* **Data to process**:

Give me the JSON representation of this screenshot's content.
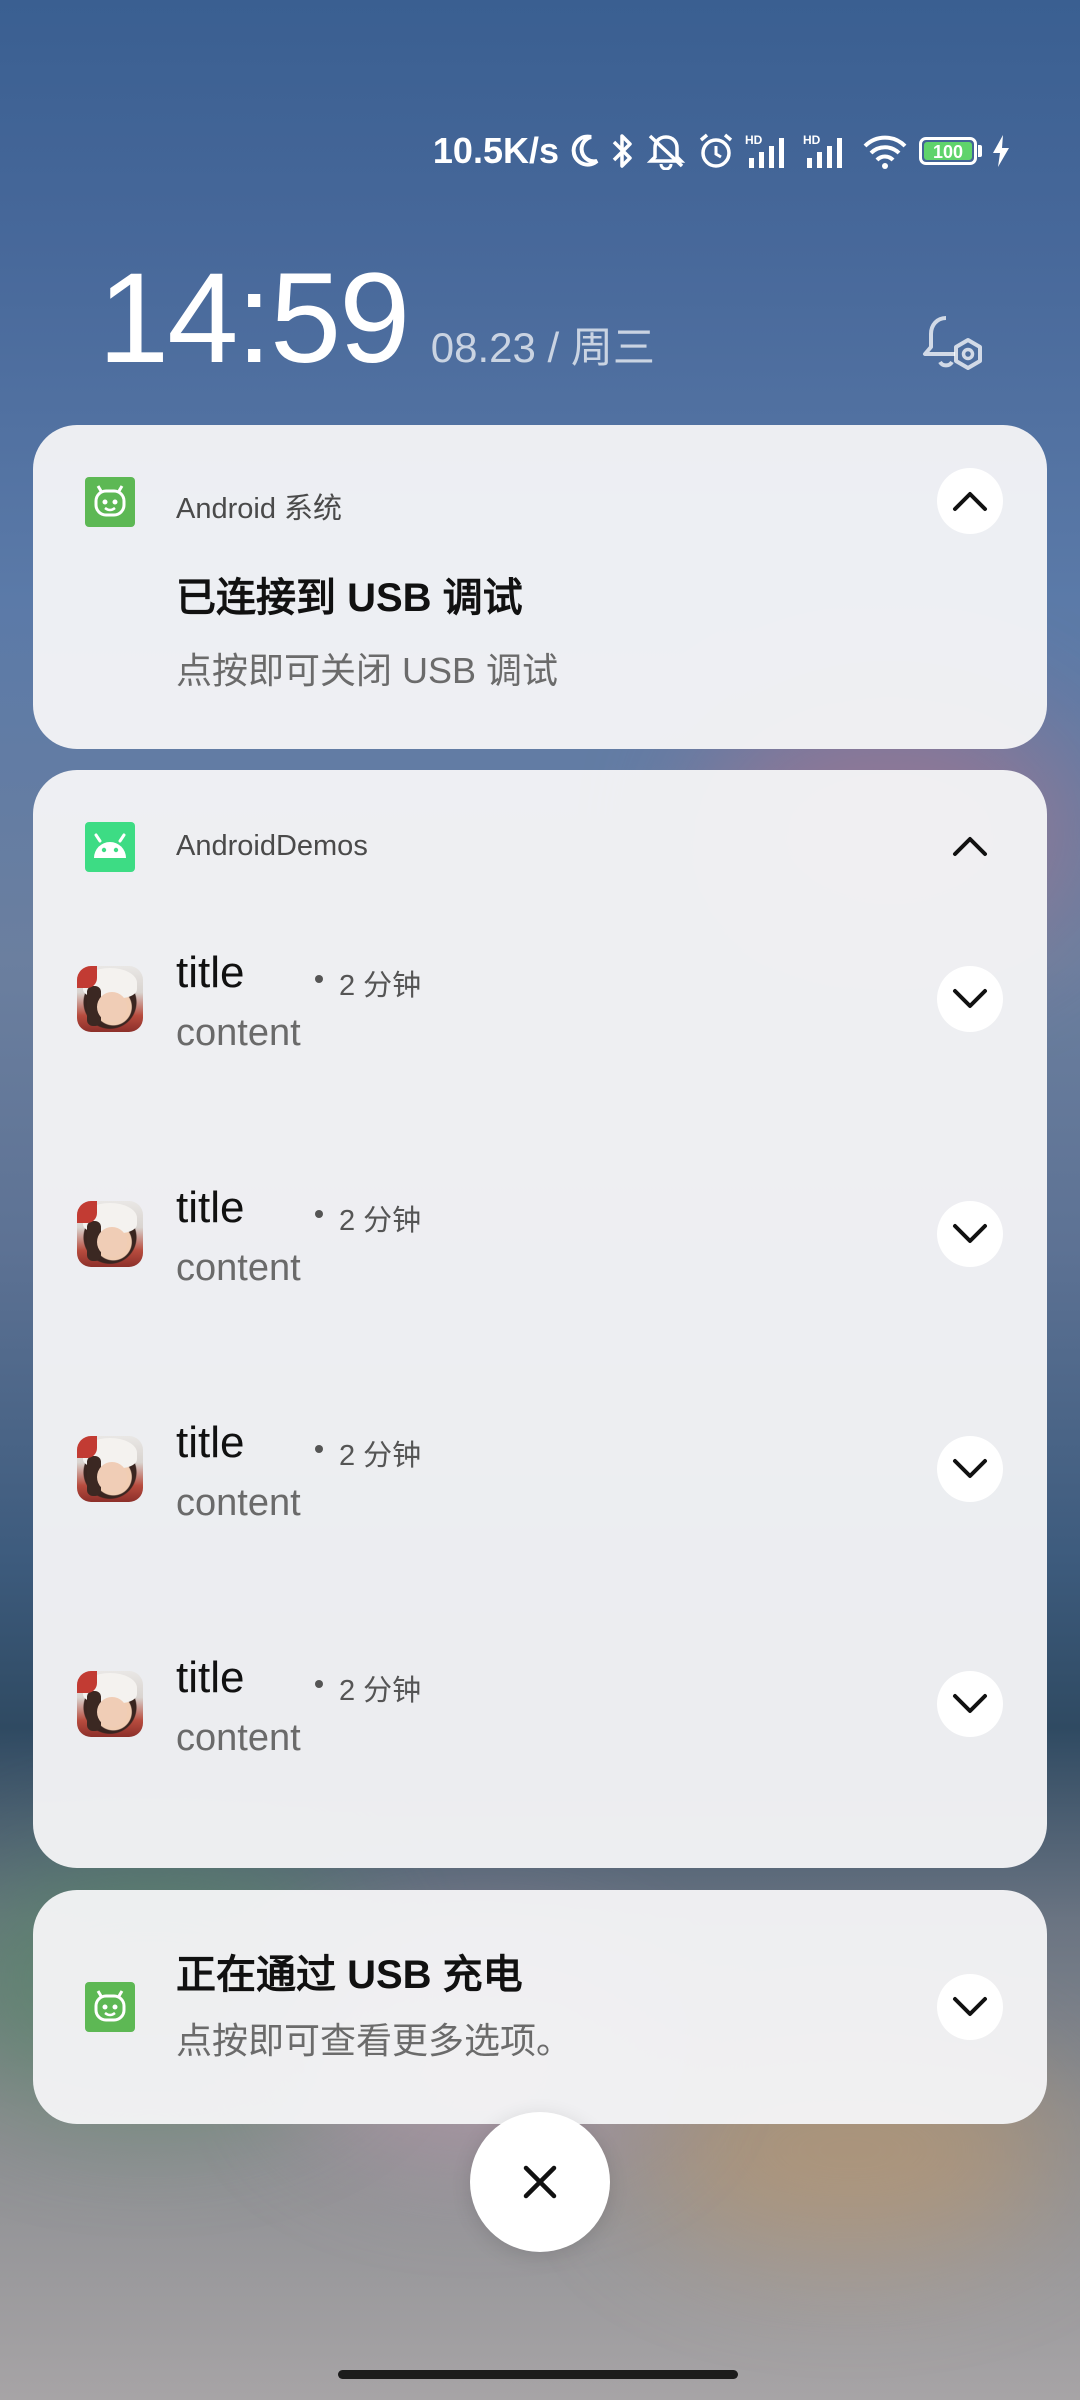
{
  "status_bar": {
    "net_speed": "10.5K/s",
    "battery_level": "100",
    "icons": [
      "moon-icon",
      "bluetooth-icon",
      "mute-vibrate-icon",
      "alarm-icon",
      "hd-signal-icon",
      "hd-signal-icon",
      "wifi-icon",
      "battery-icon",
      "charging-bolt-icon"
    ],
    "battery_color": "#5fd36b"
  },
  "header": {
    "time": "14:59",
    "date": "08.23 / 周三",
    "settings_icon": "notification-settings-icon"
  },
  "notifications": {
    "system": {
      "app_name": "Android 系统",
      "title": "已连接到 USB 调试",
      "text": "点按即可关闭 USB 调试",
      "icon": "android-system-icon",
      "icon_color": "#5db854"
    },
    "group": {
      "app_name": "AndroidDemos",
      "icon": "android-icon",
      "icon_color": "#3ddc84",
      "items": [
        {
          "title": "title",
          "time": "2 分钟",
          "content": "content"
        },
        {
          "title": "title",
          "time": "2 分钟",
          "content": "content"
        },
        {
          "title": "title",
          "time": "2 分钟",
          "content": "content"
        },
        {
          "title": "title",
          "time": "2 分钟",
          "content": "content"
        }
      ]
    },
    "charging": {
      "title": "正在通过 USB 充电",
      "text": "点按即可查看更多选项。",
      "icon": "android-system-icon",
      "icon_color": "#5db854"
    }
  },
  "controls": {
    "dismiss_all_icon": "close-icon"
  }
}
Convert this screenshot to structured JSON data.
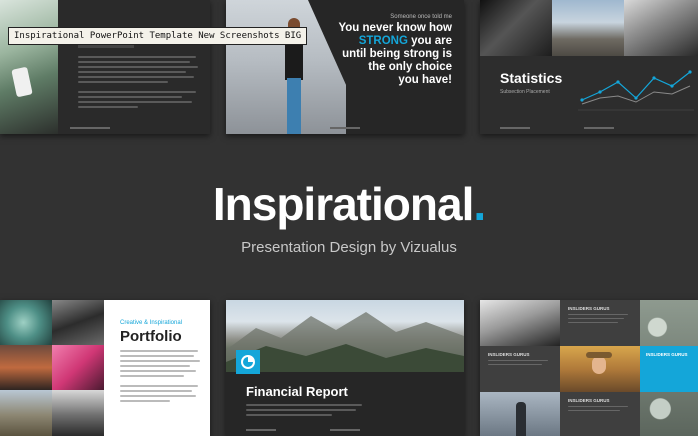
{
  "caption": "Inspirational PowerPoint Template New Screenshots BIG",
  "hero": {
    "title": "Inspirational",
    "dot": ".",
    "subtitle": "Presentation Design by Vizualus"
  },
  "slide_quote": {
    "small": "Someone once told me",
    "line1": "You never know how",
    "line2": "STRONG",
    "line2b": " you are",
    "line3": "until being strong is",
    "line4": "the only choice",
    "line5": "you have!"
  },
  "slide_stats": {
    "title": "Statistics",
    "subtitle": "Subsection Placement"
  },
  "slide_portfolio": {
    "kicker": "Creative & Inspirational",
    "title": "Portfolio"
  },
  "slide_financial": {
    "title": "Financial Report"
  },
  "slide_grid": {
    "label": "INSLIDERS GURUS"
  },
  "colors": {
    "accent": "#14a6d9",
    "dark": "#2b2b2b",
    "background": "#323232"
  }
}
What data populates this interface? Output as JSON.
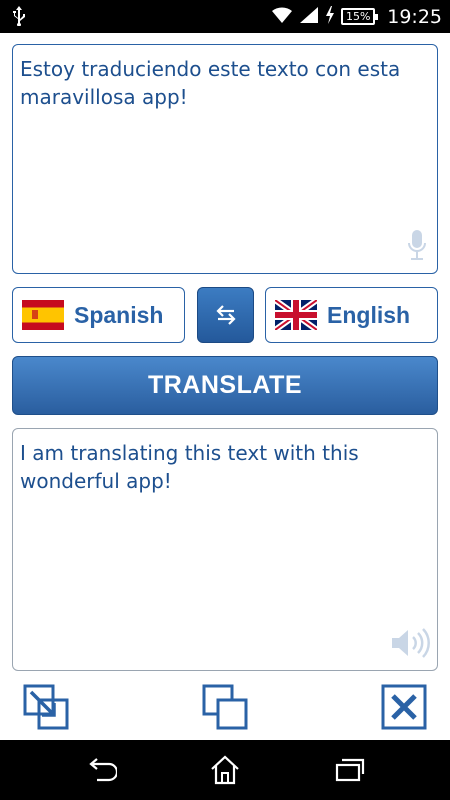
{
  "status_bar": {
    "battery_percent": "15%",
    "time": "19:25",
    "icons": [
      "usb-icon",
      "wifi-icon",
      "signal-icon",
      "charging-icon",
      "battery-icon"
    ]
  },
  "source": {
    "text": "Estoy traduciendo este texto con esta maravillosa app!",
    "icon": "microphone-icon"
  },
  "languages": {
    "from": {
      "label": "Spanish",
      "icon": "spain-flag-icon"
    },
    "to": {
      "label": "English",
      "icon": "uk-flag-icon"
    },
    "swap_icon": "swap-arrows-icon"
  },
  "translate_button": {
    "label": "TRANSLATE"
  },
  "result": {
    "text": "I am translating this text with this wonderful app!",
    "icon": "speaker-icon"
  },
  "actions": [
    "share-icon",
    "copy-icon",
    "clear-icon"
  ],
  "nav_bar": [
    "back-icon",
    "home-icon",
    "recent-apps-icon"
  ],
  "colors": {
    "accent": "#2a62a6",
    "text": "#1d4f8e",
    "button_top": "#4a88cc",
    "button_bottom": "#2a5e9f"
  }
}
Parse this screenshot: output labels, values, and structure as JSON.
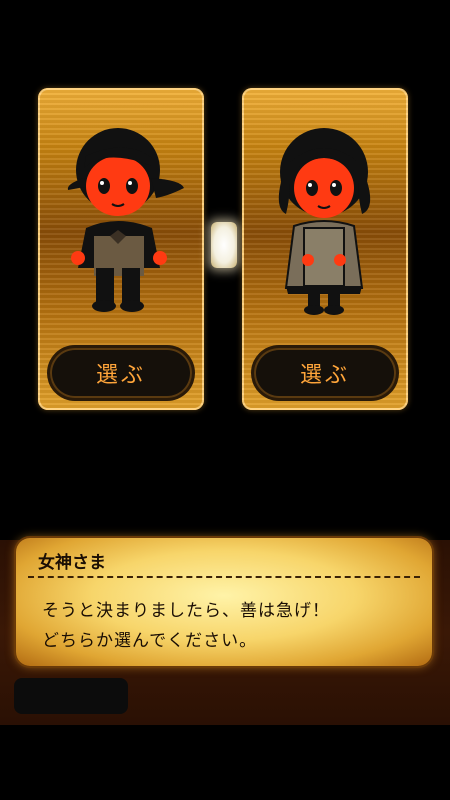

* **Instruction**: Show, from the listing above, each line that contains the word "charging".

* **Expected answer**:
      "charging-bolt-icon"
    "charging": {
      "charging-icon",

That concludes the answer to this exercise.